■ INPUT FOR THIS TASK ■
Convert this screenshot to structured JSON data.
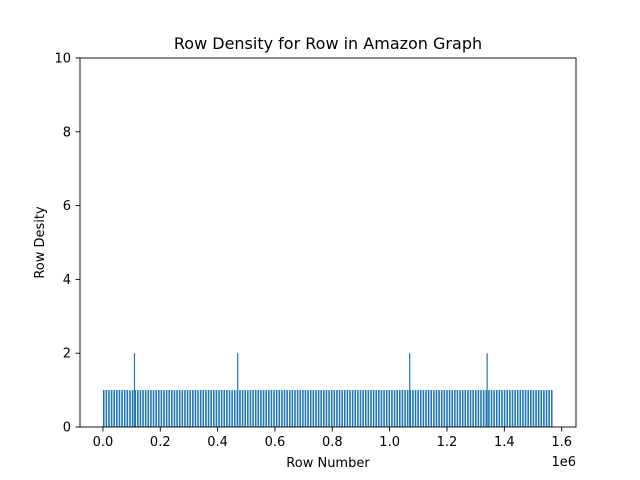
{
  "chart_data": {
    "type": "bar",
    "title": "Row Density for Row in Amazon Graph",
    "xlabel": "Row Number",
    "ylabel": "Row Desity",
    "x_offset_text": "1e6",
    "xlim": [
      -80000,
      1650000
    ],
    "ylim": [
      0,
      10
    ],
    "x_ticks": [
      0,
      0.2,
      0.4,
      0.6,
      0.8,
      1.0,
      1.2,
      1.4,
      1.6
    ],
    "x_tick_labels": [
      "0.0",
      "0.2",
      "0.4",
      "0.6",
      "0.8",
      "1.0",
      "1.2",
      "1.4",
      "1.6"
    ],
    "y_ticks": [
      0,
      2,
      4,
      6,
      8,
      10
    ],
    "y_tick_labels": [
      "0",
      "2",
      "4",
      "6",
      "8",
      "10"
    ],
    "x_scale": 1000000,
    "bar_color": "#1f77b4",
    "grid": false,
    "series": [
      {
        "baseline_value": 1,
        "baseline_x_range": [
          0,
          1570000
        ],
        "points": [
          {
            "x": 110000,
            "y": 2
          },
          {
            "x": 470000,
            "y": 2
          },
          {
            "x": 1070000,
            "y": 2
          },
          {
            "x": 1340000,
            "y": 2
          }
        ]
      }
    ]
  }
}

■ GIVEN TASK ■
Pictures excluded, quote all the data above exactly.

■ PROBLEM SOLUTION ■
Convert this screenshot to structured JSON data.
{
  "chart_data": {
    "type": "bar",
    "title": "Row Density for Row in Amazon Graph",
    "xlabel": "Row Number",
    "ylabel": "Row Desity",
    "x_offset_text": "1e6",
    "xlim": [
      -80000,
      1650000
    ],
    "ylim": [
      0,
      10
    ],
    "x_ticks": [
      0,
      0.2,
      0.4,
      0.6,
      0.8,
      1.0,
      1.2,
      1.4,
      1.6
    ],
    "x_tick_labels": [
      "0.0",
      "0.2",
      "0.4",
      "0.6",
      "0.8",
      "1.0",
      "1.2",
      "1.4",
      "1.6"
    ],
    "y_ticks": [
      0,
      2,
      4,
      6,
      8,
      10
    ],
    "y_tick_labels": [
      "0",
      "2",
      "4",
      "6",
      "8",
      "10"
    ],
    "x_scale": 1000000,
    "bar_color": "#1f77b4",
    "grid": false,
    "series": [
      {
        "baseline_value": 1,
        "baseline_x_range": [
          0,
          1570000
        ],
        "points": [
          {
            "x": 110000,
            "y": 2
          },
          {
            "x": 470000,
            "y": 2
          },
          {
            "x": 1070000,
            "y": 2
          },
          {
            "x": 1340000,
            "y": 2
          }
        ]
      }
    ]
  }
}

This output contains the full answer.